═══ Raw records ═══
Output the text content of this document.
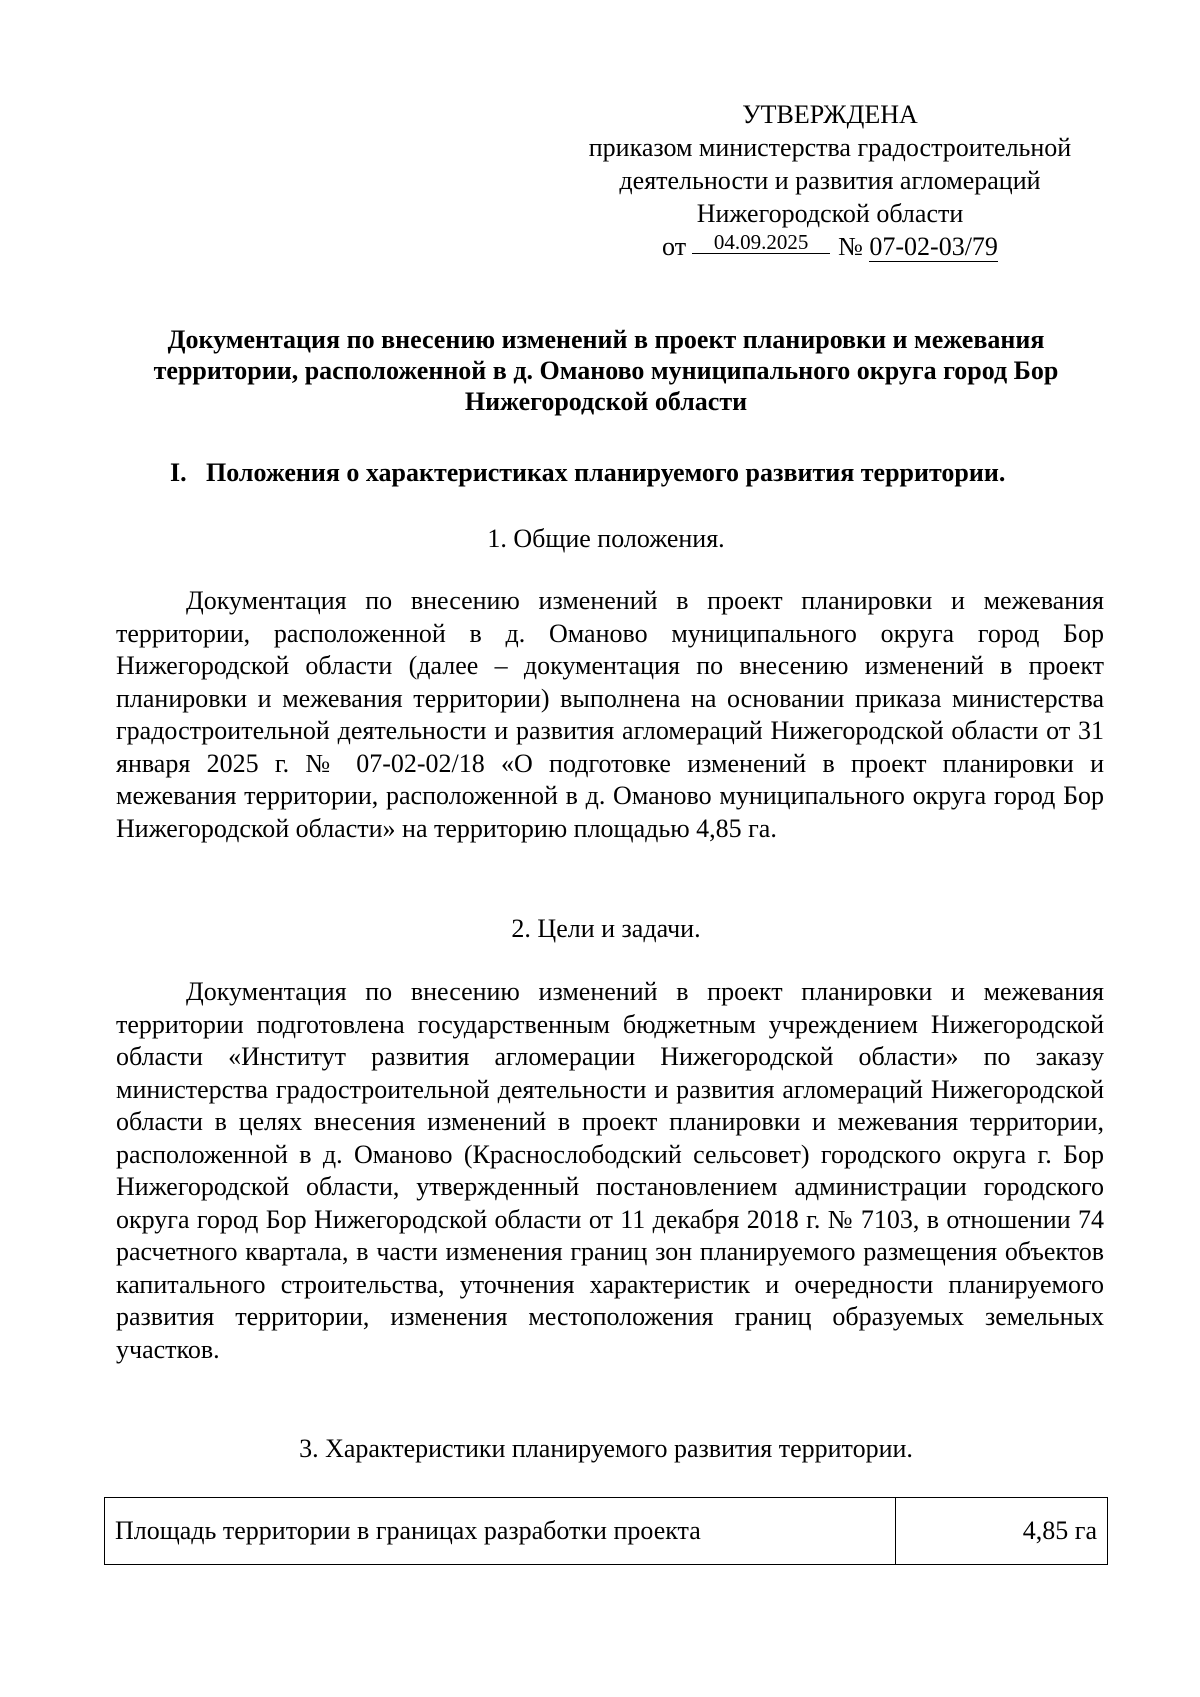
УТВЕРЖДЕНА
приказом министерства градостроительной
деятельности и развития агломераций
Нижегородской области
от 04.09.2025 № 07-02-03/79
Документация по внесению изменений в проект планировки и межевания территории, расположенной в д. Оманово муниципального округа город Бор Нижегородской области
I. Положения о характеристиках планируемого развития территории.
1. Общие положения.
Документация по внесению изменений в проект планировки и межевания территории, расположенной в д. Оманово муниципального округа город Бор Нижегородской области (далее – документация по внесению изменений в проект планировки и межевания территории) выполнена на основании приказа министерства градостроительной деятельности и развития агломераций Нижегородской области от 31 января 2025 г. № 07-02-02/18 «О подготовке изменений в проект планировки и межевания территории, расположенной в д. Оманово муниципального округа город Бор Нижегородской области» на территорию площадью 4,85 га.
2. Цели и задачи.
Документация по внесению изменений в проект планировки и межевания территории подготовлена государственным бюджетным учреждением Нижегородской области «Институт развития агломерации Нижегородской области» по заказу министерства градостроительной деятельности и развития агломераций Нижегородской области в целях внесения изменений в проект планировки и межевания территории, расположенной в д. Оманово (Краснослободский сельсовет) городского округа г. Бор Нижегородской области, утвержденный постановлением администрации городского округа город Бор Нижегородской области от 11 декабря 2018 г. № 7103, в отношении 74 расчетного квартала, в части изменения границ зон планируемого размещения объектов капитального строительства, уточнения характеристик и очередности планируемого развития территории, изменения местоположения границ образуемых земельных участков.
3. Характеристики планируемого развития территории.
Площадь территории в границах разработки проекта	4,85 га
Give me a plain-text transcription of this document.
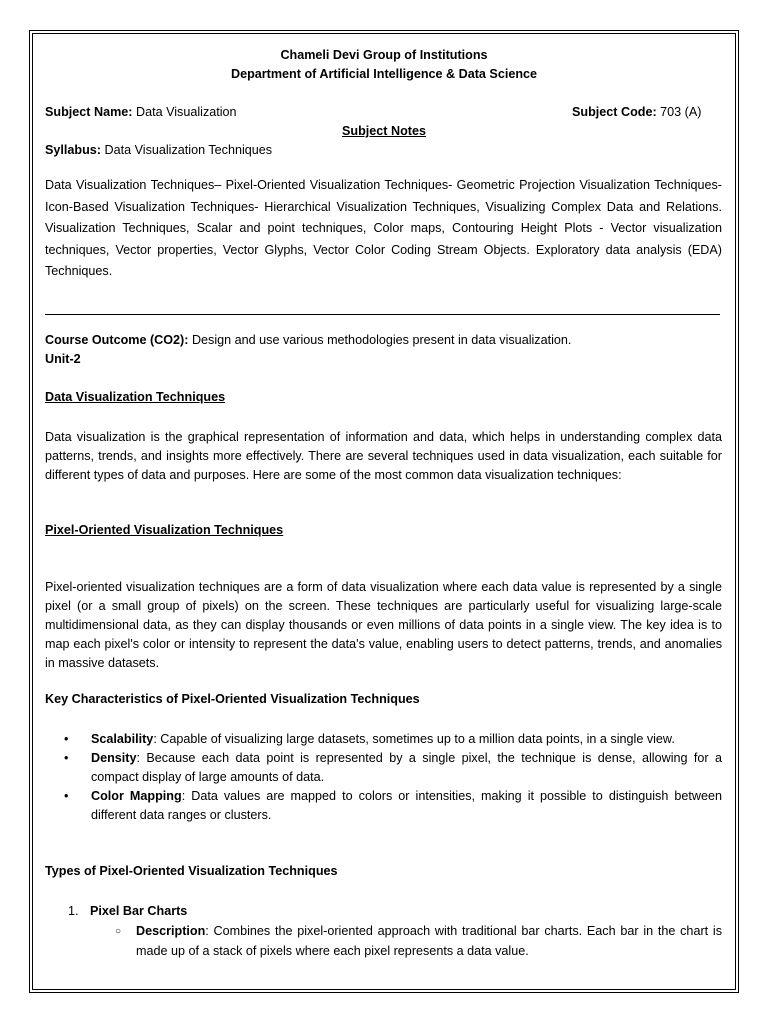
Chameli Devi Group of Institutions
Department of Artificial Intelligence & Data Science
Subject Name: Data Visualization	Subject Code: 703 (A)
Subject Notes
Syllabus: Data Visualization Techniques
Data Visualization Techniques– Pixel-Oriented Visualization Techniques- Geometric Projection Visualization Techniques- Icon-Based Visualization Techniques- Hierarchical Visualization Techniques, Visualizing Complex Data and Relations. Visualization Techniques, Scalar and point techniques, Color maps, Contouring Height Plots - Vector visualization techniques, Vector properties, Vector Glyphs, Vector Color Coding Stream Objects. Exploratory data analysis (EDA) Techniques.
Course Outcome (CO2): Design and use various methodologies present in data visualization.
Unit-2
Data Visualization Techniques
Data visualization is the graphical representation of information and data, which helps in understanding complex data patterns, trends, and insights more effectively. There are several techniques used in data visualization, each suitable for different types of data and purposes. Here are some of the most common data visualization techniques:
Pixel-Oriented Visualization Techniques
Pixel-oriented visualization techniques are a form of data visualization where each data value is represented by a single pixel (or a small group of pixels) on the screen. These techniques are particularly useful for visualizing large-scale multidimensional data, as they can display thousands or even millions of data points in a single view. The key idea is to map each pixel's color or intensity to represent the data's value, enabling users to detect patterns, trends, and anomalies in massive datasets.
Key Characteristics of Pixel-Oriented Visualization Techniques
• Scalability: Capable of visualizing large datasets, sometimes up to a million data points, in a single view.
• Density: Because each data point is represented by a single pixel, the technique is dense, allowing for a compact display of large amounts of data.
• Color Mapping: Data values are mapped to colors or intensities, making it possible to distinguish between different data ranges or clusters.
Types of Pixel-Oriented Visualization Techniques
1. Pixel Bar Charts
○	Description: Combines the pixel-oriented approach with traditional bar charts. Each bar in the chart is made up of a stack of pixels where each pixel represents a data value.
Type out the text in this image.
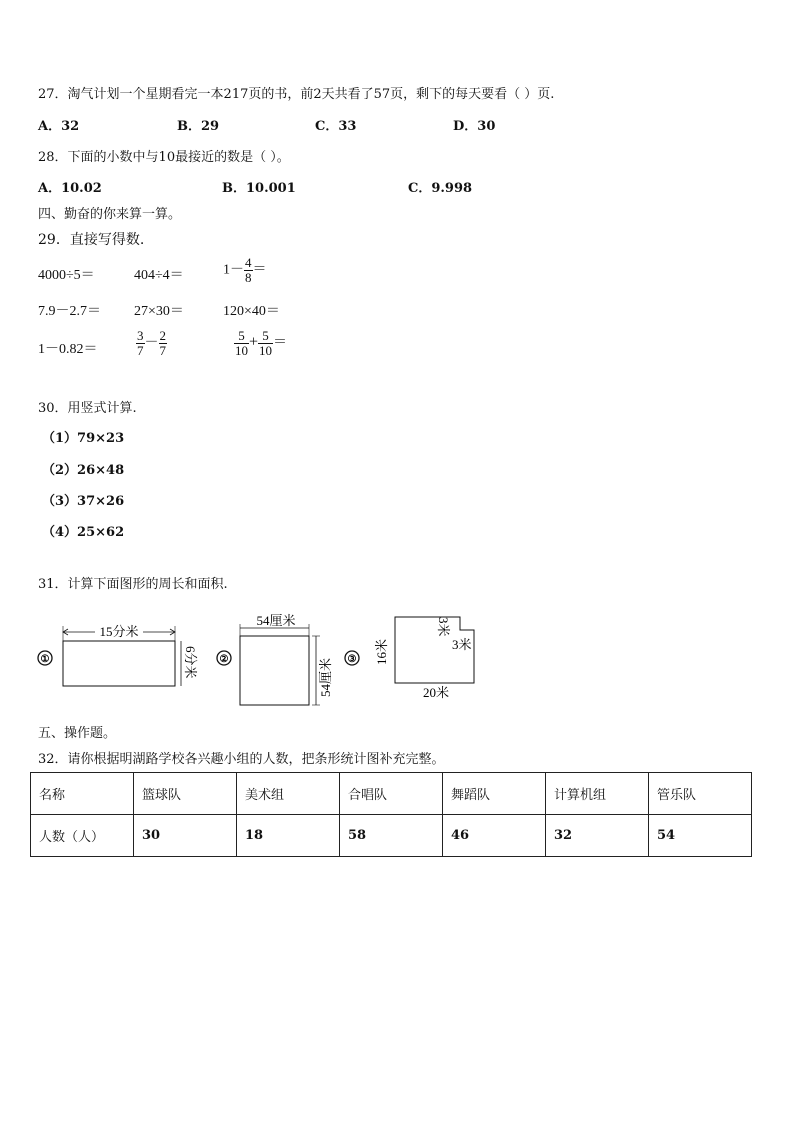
27．淘气计划一个星期看完一本217页的书，前2天共看了57页，剩下的每天要看（ ）页.
A．32	B．29	C．33	D．30
28．下面的小数中与10最接近的数是（ ）。
A．10.02	B．10.001	C．9.998
四、勤奋的你来算一算。
29．直接写得数.
4000÷5＝	404÷4＝	$1- \frac{4}{8}$ ＝
7.9－2.7＝ 27×30＝	120×40＝
1－0.82＝	$\frac{3}{7} - \frac{2}{7}$	$\frac{5}{10} + \frac{5}{10}$ ＝
30．用竖式计算.
（1）79×23
（2）26×48
（3）37×26
（4）25×62
31．计算下面图形的周长和面积.
①
15分米
6分米 ②
54厘米
54厘米 ③ 16米
3米
3米
20米
五、操作题。
32．请你根据明湖路学校各兴趣小组的人数，把条形统计图补充完整。
名称	篮球队	美术组	合唱队	舞蹈队	计算机组	管乐队
人数（人）	30	18	58	46	32	54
═══
◆ Written request: Find the lines holding "frac" and list every one.

◆ Exercise solution:
4000÷5＝	404÷4＝	$1- \frac{4}{8}$ ＝
1－0.82＝	$\frac{3}{7} - \frac{2}{7}$	$\frac{5}{10} + \frac{5}{10}$ ＝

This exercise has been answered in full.